[YOUR INSTRUCTIONS]:
Return every line of the data below that includes the string "Number".

===== DATASET RECORDS =====

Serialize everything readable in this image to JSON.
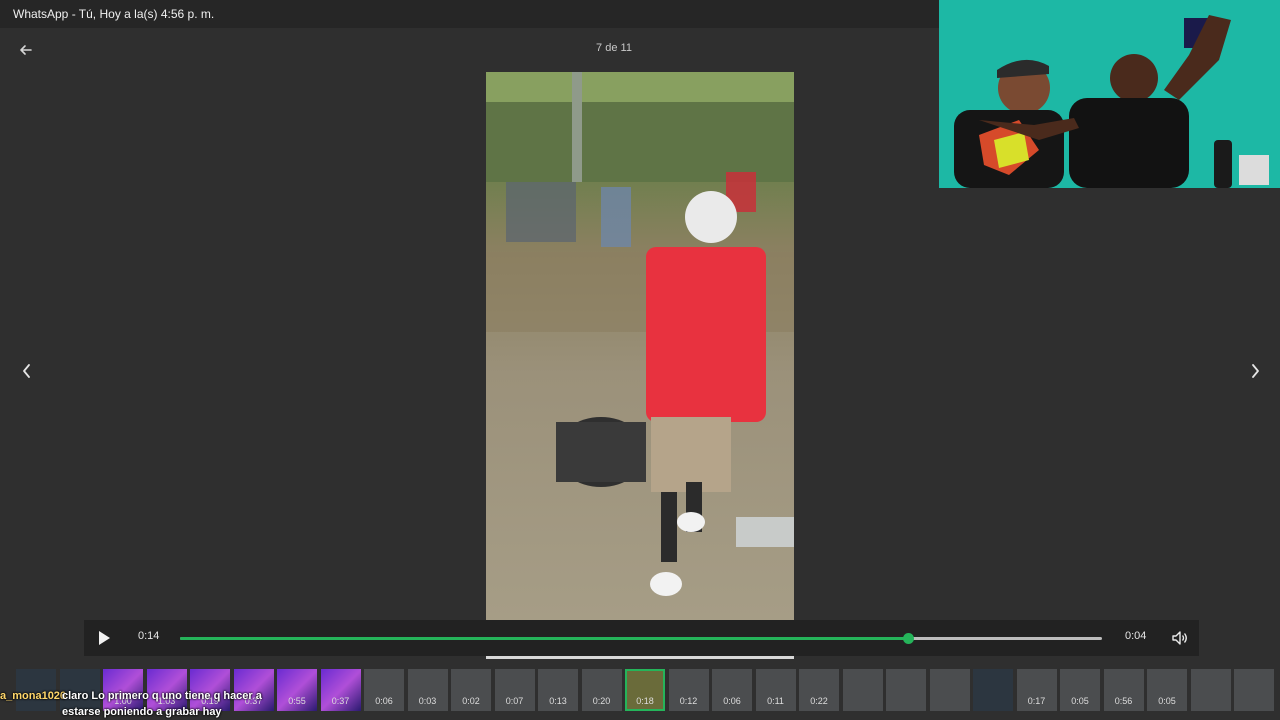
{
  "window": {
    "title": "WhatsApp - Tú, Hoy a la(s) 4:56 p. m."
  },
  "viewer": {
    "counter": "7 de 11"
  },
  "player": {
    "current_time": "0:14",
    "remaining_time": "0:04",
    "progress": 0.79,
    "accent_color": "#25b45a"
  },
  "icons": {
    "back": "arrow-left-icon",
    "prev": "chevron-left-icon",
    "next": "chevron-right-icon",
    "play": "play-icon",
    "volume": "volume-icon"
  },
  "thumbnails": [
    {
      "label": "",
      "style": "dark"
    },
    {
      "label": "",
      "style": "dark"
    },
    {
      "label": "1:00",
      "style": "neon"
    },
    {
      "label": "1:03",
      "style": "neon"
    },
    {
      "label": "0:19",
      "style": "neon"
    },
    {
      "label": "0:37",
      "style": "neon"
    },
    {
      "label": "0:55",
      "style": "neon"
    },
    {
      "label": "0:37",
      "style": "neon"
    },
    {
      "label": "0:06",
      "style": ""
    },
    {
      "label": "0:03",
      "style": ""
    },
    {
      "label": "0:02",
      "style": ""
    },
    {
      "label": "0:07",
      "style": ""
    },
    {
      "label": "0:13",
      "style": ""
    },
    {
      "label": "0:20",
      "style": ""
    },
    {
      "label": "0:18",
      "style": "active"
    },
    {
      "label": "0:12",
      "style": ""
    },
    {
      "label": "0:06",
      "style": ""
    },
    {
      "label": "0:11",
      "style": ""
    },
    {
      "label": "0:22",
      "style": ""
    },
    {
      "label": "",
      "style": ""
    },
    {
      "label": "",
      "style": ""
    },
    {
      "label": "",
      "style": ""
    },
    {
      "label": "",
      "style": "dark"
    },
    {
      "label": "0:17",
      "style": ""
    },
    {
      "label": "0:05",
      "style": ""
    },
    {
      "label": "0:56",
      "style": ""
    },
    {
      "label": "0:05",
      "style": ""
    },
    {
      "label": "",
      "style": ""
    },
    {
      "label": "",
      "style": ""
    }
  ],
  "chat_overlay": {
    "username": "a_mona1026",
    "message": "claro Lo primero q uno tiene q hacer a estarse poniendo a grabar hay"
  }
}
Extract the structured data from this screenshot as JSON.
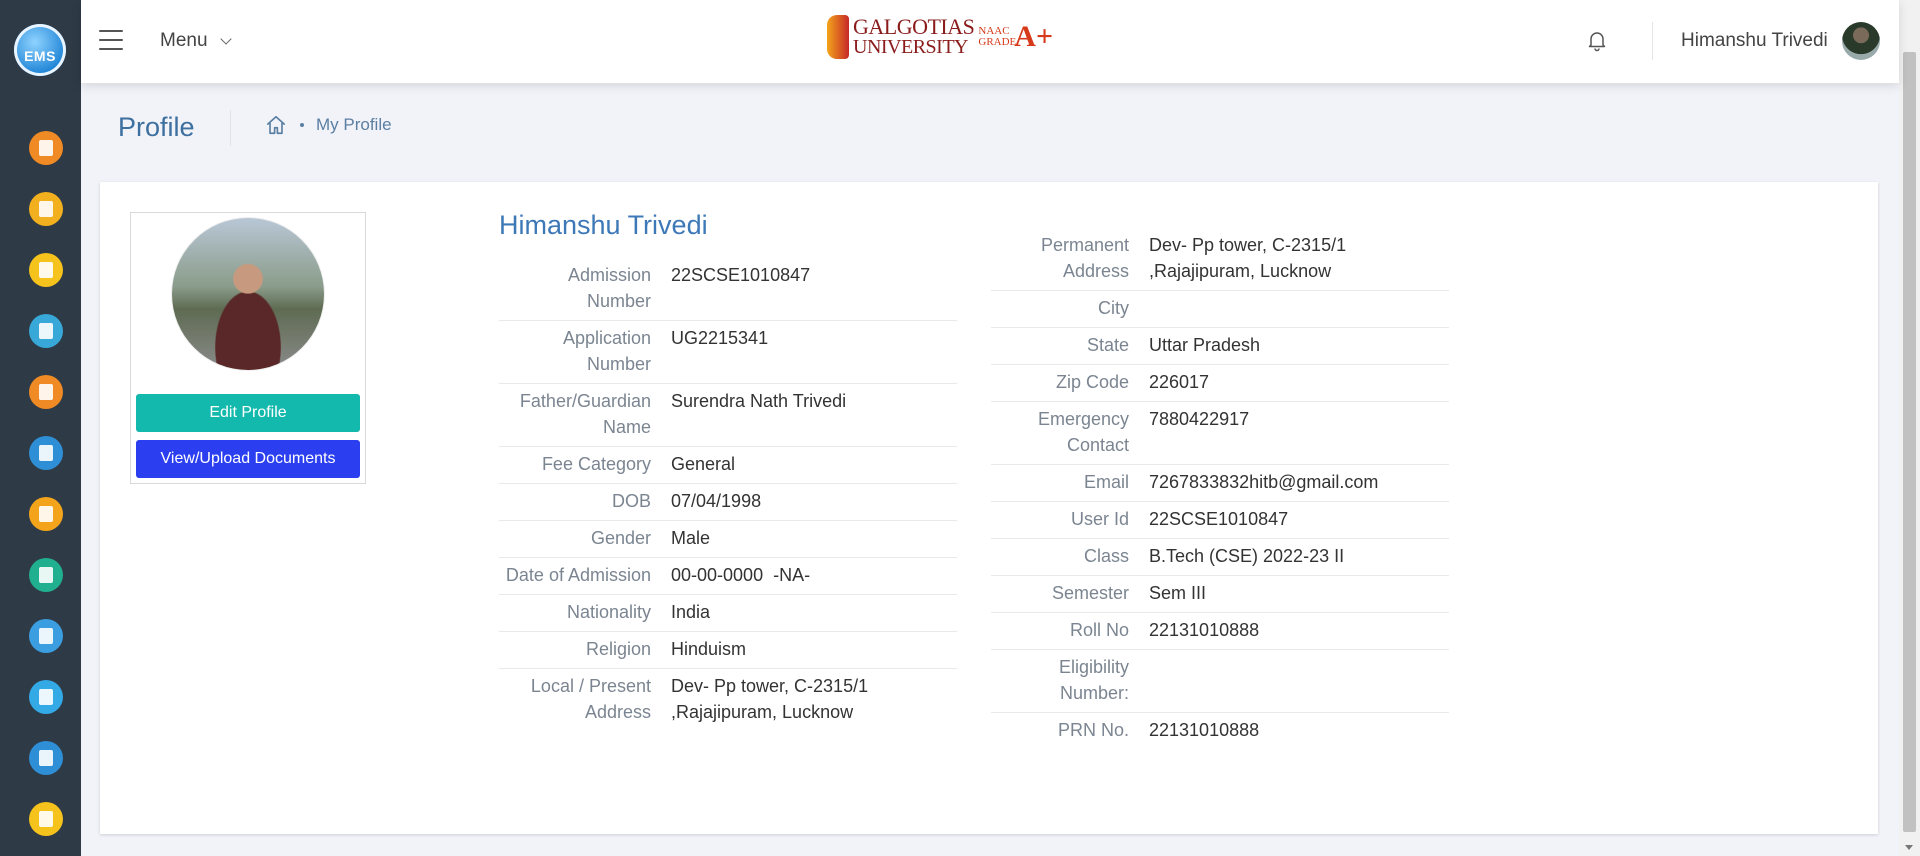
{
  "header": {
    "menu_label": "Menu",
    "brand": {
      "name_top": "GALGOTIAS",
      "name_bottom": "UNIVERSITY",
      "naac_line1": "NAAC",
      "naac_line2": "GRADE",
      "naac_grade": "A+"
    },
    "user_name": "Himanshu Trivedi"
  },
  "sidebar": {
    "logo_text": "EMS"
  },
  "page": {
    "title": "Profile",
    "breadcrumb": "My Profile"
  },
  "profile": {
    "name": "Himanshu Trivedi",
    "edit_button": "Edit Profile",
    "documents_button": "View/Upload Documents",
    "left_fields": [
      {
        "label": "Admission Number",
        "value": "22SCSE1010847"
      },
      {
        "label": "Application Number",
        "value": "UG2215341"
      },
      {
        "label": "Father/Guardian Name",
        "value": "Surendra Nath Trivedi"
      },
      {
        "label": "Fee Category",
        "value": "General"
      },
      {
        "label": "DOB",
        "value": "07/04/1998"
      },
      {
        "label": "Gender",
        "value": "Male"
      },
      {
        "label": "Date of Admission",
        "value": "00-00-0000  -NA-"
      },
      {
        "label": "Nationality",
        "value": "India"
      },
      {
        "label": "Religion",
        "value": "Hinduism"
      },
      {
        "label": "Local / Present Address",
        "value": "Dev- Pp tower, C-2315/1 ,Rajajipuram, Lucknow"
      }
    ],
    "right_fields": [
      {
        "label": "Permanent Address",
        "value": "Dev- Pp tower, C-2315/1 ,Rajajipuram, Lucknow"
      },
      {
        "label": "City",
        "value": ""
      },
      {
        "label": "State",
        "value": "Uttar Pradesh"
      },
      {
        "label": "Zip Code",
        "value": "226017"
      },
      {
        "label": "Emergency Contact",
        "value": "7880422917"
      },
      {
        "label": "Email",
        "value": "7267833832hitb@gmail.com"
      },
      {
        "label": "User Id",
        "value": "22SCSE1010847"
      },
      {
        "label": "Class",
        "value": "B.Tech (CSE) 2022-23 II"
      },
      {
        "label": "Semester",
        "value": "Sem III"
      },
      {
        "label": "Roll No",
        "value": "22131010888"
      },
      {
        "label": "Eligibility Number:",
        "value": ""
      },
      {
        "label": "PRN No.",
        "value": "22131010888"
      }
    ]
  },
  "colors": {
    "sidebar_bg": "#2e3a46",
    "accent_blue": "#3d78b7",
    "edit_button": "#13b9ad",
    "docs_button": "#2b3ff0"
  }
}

=====

[EXERCISE RESPONSE]:
        "label": "Admission Number",
        "label": "Application Number",
        "label": "Eligibility Number:",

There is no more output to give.